Reproduce the lines of the material exactly, excluding every image.

Stored data:
BEGIN
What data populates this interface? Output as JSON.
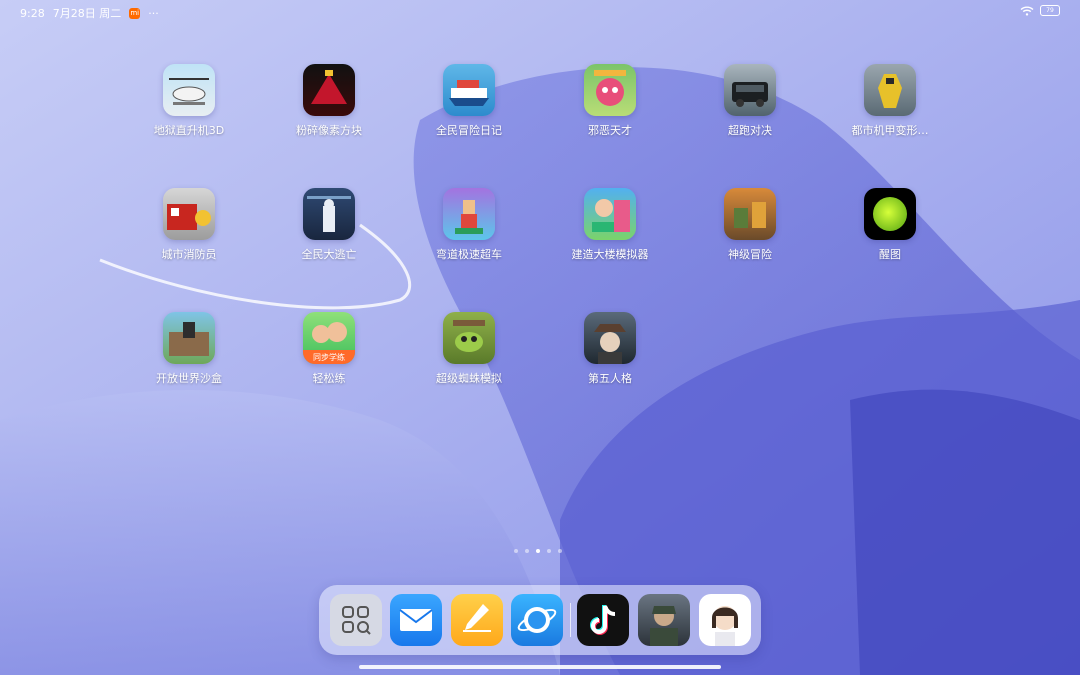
{
  "status_bar": {
    "time": "9:28",
    "date": "7月28日 周二",
    "mi_badge": "mi",
    "more": "···",
    "battery": "79"
  },
  "apps": [
    {
      "label": "地狱直升机3D",
      "icon": "helicopter-icon"
    },
    {
      "label": "粉碎像素方块",
      "icon": "pixel-blocks-icon"
    },
    {
      "label": "全民冒险日记",
      "icon": "ship-icon"
    },
    {
      "label": "邪恶天才",
      "icon": "evil-genius-icon"
    },
    {
      "label": "超跑对决",
      "icon": "suv-icon"
    },
    {
      "label": "都市机甲变形…",
      "icon": "mecha-icon"
    },
    {
      "label": "城市消防员",
      "icon": "fire-truck-icon"
    },
    {
      "label": "全民大逃亡",
      "icon": "escape-icon"
    },
    {
      "label": "弯道极速超车",
      "icon": "racer-icon"
    },
    {
      "label": "建造大楼模拟器",
      "icon": "builder-icon"
    },
    {
      "label": "神级冒险",
      "icon": "adventure-icon"
    },
    {
      "label": "醒图",
      "icon": "xingtu-icon"
    },
    {
      "label": "开放世界沙盒",
      "icon": "sandbox-icon"
    },
    {
      "label": "轻松练",
      "icon": "study-icon",
      "badge": "同步学练"
    },
    {
      "label": "超级蜘蛛模拟",
      "icon": "spider-icon"
    },
    {
      "label": "第五人格",
      "icon": "identity-v-icon"
    }
  ],
  "page_dots": {
    "count": 5,
    "active_index": 2
  },
  "dock": [
    {
      "name": "app-drawer",
      "icon": "app-drawer-icon"
    },
    {
      "name": "mail",
      "icon": "mail-icon"
    },
    {
      "name": "notes",
      "icon": "notes-icon"
    },
    {
      "name": "browser",
      "icon": "browser-icon"
    },
    {
      "name": "tiktok",
      "icon": "tiktok-icon"
    },
    {
      "name": "shooter-game",
      "icon": "soldier-icon"
    },
    {
      "name": "avatar-app",
      "icon": "avatar-icon"
    }
  ]
}
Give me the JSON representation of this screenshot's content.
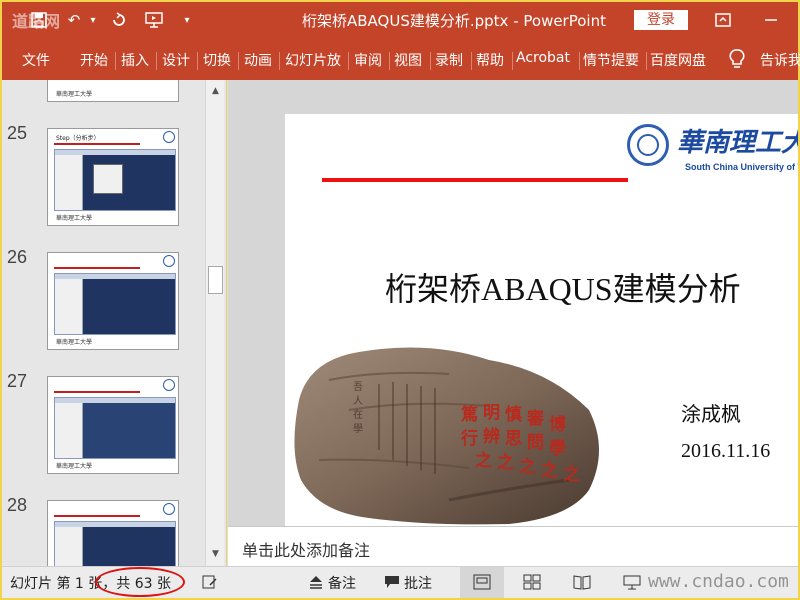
{
  "app": {
    "title": "桁架桥ABAQUS建模分析.pptx - PowerPoint",
    "login_label": "登录",
    "watermark_top": "道路网",
    "accent_color": "#c4442a"
  },
  "ribbon": {
    "tabs": [
      "文件",
      "开始",
      "插入",
      "设计",
      "切换",
      "动画",
      "幻灯片放",
      "审阅",
      "视图",
      "录制",
      "帮助",
      "Acrobat",
      "情节提要",
      "百度网盘"
    ],
    "tell_me": "告诉我"
  },
  "thumbnails": {
    "items": [
      {
        "number": "25",
        "caption": "Step（分析步）"
      },
      {
        "number": "26",
        "caption": ""
      },
      {
        "number": "27",
        "caption": ""
      },
      {
        "number": "28",
        "caption": ""
      }
    ],
    "footer_text": "華南理工大學"
  },
  "slide": {
    "university_cn": "華南理工大",
    "university_en": "South China University of T",
    "title": "桁架桥ABAQUS建模分析",
    "author": "涂成枫",
    "date": "2016.11.16",
    "stone_text_right": [
      "篤",
      "明",
      "慎",
      "審",
      "博",
      "行",
      "辨",
      "思",
      "問",
      "學",
      "之",
      "之",
      "之",
      "之",
      "之"
    ],
    "stone_text_left": [
      "吾",
      "人",
      "在",
      "學"
    ]
  },
  "notes": {
    "placeholder": "单击此处添加备注"
  },
  "statusbar": {
    "slide_info": "幻灯片 第 1 张，共 63 张",
    "notes_label": "备注",
    "comments_label": "批注",
    "watermark": "www.cndao.com"
  }
}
END
The output:
What data populates this interface? Output as JSON.
{
  "status_bar": {
    "time": "9:28",
    "date": "7月28日 周二",
    "mi_badge": "mi",
    "more": "···",
    "battery": "79"
  },
  "apps": [
    {
      "label": "地狱直升机3D",
      "icon": "helicopter-icon"
    },
    {
      "label": "粉碎像素方块",
      "icon": "pixel-blocks-icon"
    },
    {
      "label": "全民冒险日记",
      "icon": "ship-icon"
    },
    {
      "label": "邪恶天才",
      "icon": "evil-genius-icon"
    },
    {
      "label": "超跑对决",
      "icon": "suv-icon"
    },
    {
      "label": "都市机甲变形…",
      "icon": "mecha-icon"
    },
    {
      "label": "城市消防员",
      "icon": "fire-truck-icon"
    },
    {
      "label": "全民大逃亡",
      "icon": "escape-icon"
    },
    {
      "label": "弯道极速超车",
      "icon": "racer-icon"
    },
    {
      "label": "建造大楼模拟器",
      "icon": "builder-icon"
    },
    {
      "label": "神级冒险",
      "icon": "adventure-icon"
    },
    {
      "label": "醒图",
      "icon": "xingtu-icon"
    },
    {
      "label": "开放世界沙盒",
      "icon": "sandbox-icon"
    },
    {
      "label": "轻松练",
      "icon": "study-icon",
      "badge": "同步学练"
    },
    {
      "label": "超级蜘蛛模拟",
      "icon": "spider-icon"
    },
    {
      "label": "第五人格",
      "icon": "identity-v-icon"
    }
  ],
  "page_dots": {
    "count": 5,
    "active_index": 2
  },
  "dock": [
    {
      "name": "app-drawer",
      "icon": "app-drawer-icon"
    },
    {
      "name": "mail",
      "icon": "mail-icon"
    },
    {
      "name": "notes",
      "icon": "notes-icon"
    },
    {
      "name": "browser",
      "icon": "browser-icon"
    },
    {
      "name": "tiktok",
      "icon": "tiktok-icon"
    },
    {
      "name": "shooter-game",
      "icon": "soldier-icon"
    },
    {
      "name": "avatar-app",
      "icon": "avatar-icon"
    }
  ]
}
Give me the JSON representation of this screenshot's content.
{
  "app": {
    "title": "桁架桥ABAQUS建模分析.pptx - PowerPoint",
    "login_label": "登录",
    "watermark_top": "道路网",
    "accent_color": "#c4442a"
  },
  "ribbon": {
    "tabs": [
      "文件",
      "开始",
      "插入",
      "设计",
      "切换",
      "动画",
      "幻灯片放",
      "审阅",
      "视图",
      "录制",
      "帮助",
      "Acrobat",
      "情节提要",
      "百度网盘"
    ],
    "tell_me": "告诉我"
  },
  "thumbnails": {
    "items": [
      {
        "number": "25",
        "caption": "Step（分析步）"
      },
      {
        "number": "26",
        "caption": ""
      },
      {
        "number": "27",
        "caption": ""
      },
      {
        "number": "28",
        "caption": ""
      }
    ],
    "footer_text": "華南理工大學"
  },
  "slide": {
    "university_cn": "華南理工大",
    "university_en": "South China University of T",
    "title": "桁架桥ABAQUS建模分析",
    "author": "涂成枫",
    "date": "2016.11.16",
    "stone_text_right": [
      "篤",
      "明",
      "慎",
      "審",
      "博",
      "行",
      "辨",
      "思",
      "問",
      "學",
      "之",
      "之",
      "之",
      "之",
      "之"
    ],
    "stone_text_left": [
      "吾",
      "人",
      "在",
      "學"
    ]
  },
  "notes": {
    "placeholder": "单击此处添加备注"
  },
  "statusbar": {
    "slide_info": "幻灯片 第 1 张，共 63 张",
    "notes_label": "备注",
    "comments_label": "批注",
    "watermark": "www.cndao.com"
  }
}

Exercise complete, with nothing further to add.